(Description of the task)
Pick out every line of the entries below where "style" occurs, and copy those lines.

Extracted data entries
_ _ _ _ _ _ _

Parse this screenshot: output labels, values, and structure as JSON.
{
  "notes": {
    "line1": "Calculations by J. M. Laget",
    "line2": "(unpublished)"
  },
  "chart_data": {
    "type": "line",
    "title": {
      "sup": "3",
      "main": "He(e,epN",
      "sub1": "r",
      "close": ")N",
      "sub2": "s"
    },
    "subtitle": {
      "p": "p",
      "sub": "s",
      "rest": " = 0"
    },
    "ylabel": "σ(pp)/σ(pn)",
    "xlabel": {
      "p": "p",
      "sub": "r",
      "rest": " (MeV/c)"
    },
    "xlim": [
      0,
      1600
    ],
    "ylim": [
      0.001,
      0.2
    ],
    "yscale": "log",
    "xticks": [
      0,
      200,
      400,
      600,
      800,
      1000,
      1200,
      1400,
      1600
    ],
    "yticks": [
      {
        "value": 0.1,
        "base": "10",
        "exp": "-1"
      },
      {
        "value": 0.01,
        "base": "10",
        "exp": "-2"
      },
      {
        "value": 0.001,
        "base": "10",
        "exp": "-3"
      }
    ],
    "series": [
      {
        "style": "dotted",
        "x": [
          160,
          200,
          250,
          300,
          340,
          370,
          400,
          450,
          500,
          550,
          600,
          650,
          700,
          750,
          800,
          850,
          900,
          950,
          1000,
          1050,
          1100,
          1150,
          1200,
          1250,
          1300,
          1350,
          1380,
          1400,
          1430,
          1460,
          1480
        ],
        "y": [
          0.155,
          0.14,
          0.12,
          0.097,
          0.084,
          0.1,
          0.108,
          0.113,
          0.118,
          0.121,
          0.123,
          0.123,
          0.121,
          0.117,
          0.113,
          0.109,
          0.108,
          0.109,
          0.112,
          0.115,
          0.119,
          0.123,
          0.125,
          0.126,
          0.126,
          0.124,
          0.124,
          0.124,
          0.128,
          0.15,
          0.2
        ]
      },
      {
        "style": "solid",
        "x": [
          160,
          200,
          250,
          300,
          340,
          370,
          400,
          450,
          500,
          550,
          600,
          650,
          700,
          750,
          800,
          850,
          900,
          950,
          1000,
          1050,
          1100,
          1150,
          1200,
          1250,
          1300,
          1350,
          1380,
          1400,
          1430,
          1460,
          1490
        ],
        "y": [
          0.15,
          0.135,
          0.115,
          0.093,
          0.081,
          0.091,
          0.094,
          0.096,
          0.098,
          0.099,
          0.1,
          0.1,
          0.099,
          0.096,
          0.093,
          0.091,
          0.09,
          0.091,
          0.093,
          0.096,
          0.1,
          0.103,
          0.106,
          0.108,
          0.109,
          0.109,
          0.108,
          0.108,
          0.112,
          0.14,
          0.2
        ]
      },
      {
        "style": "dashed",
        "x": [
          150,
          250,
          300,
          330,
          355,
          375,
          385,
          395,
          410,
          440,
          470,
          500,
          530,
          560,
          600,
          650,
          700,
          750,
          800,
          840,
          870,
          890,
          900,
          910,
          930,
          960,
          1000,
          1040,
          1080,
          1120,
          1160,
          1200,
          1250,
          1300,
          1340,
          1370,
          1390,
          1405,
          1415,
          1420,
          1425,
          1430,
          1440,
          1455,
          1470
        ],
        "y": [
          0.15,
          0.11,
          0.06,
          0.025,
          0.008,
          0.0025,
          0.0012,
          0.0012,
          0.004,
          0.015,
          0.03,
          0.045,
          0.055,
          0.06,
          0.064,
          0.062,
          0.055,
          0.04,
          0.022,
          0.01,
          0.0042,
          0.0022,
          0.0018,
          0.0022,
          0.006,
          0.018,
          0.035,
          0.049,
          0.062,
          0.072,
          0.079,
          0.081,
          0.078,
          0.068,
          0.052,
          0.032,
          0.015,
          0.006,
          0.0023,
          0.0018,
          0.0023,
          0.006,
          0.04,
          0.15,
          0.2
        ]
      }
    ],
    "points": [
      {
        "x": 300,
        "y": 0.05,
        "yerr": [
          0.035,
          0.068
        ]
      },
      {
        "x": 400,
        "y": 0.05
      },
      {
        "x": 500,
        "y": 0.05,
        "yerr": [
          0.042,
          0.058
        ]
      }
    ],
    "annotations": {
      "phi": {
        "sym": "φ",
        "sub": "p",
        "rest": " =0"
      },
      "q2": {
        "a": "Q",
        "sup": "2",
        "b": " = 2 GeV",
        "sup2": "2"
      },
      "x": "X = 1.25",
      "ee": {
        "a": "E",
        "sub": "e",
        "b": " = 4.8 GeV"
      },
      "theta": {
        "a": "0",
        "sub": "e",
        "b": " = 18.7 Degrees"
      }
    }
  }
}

_ _ _ _ _ _ _

(Task result)
        "style": "dotted",
        "style": "solid",
        "style": "dashed",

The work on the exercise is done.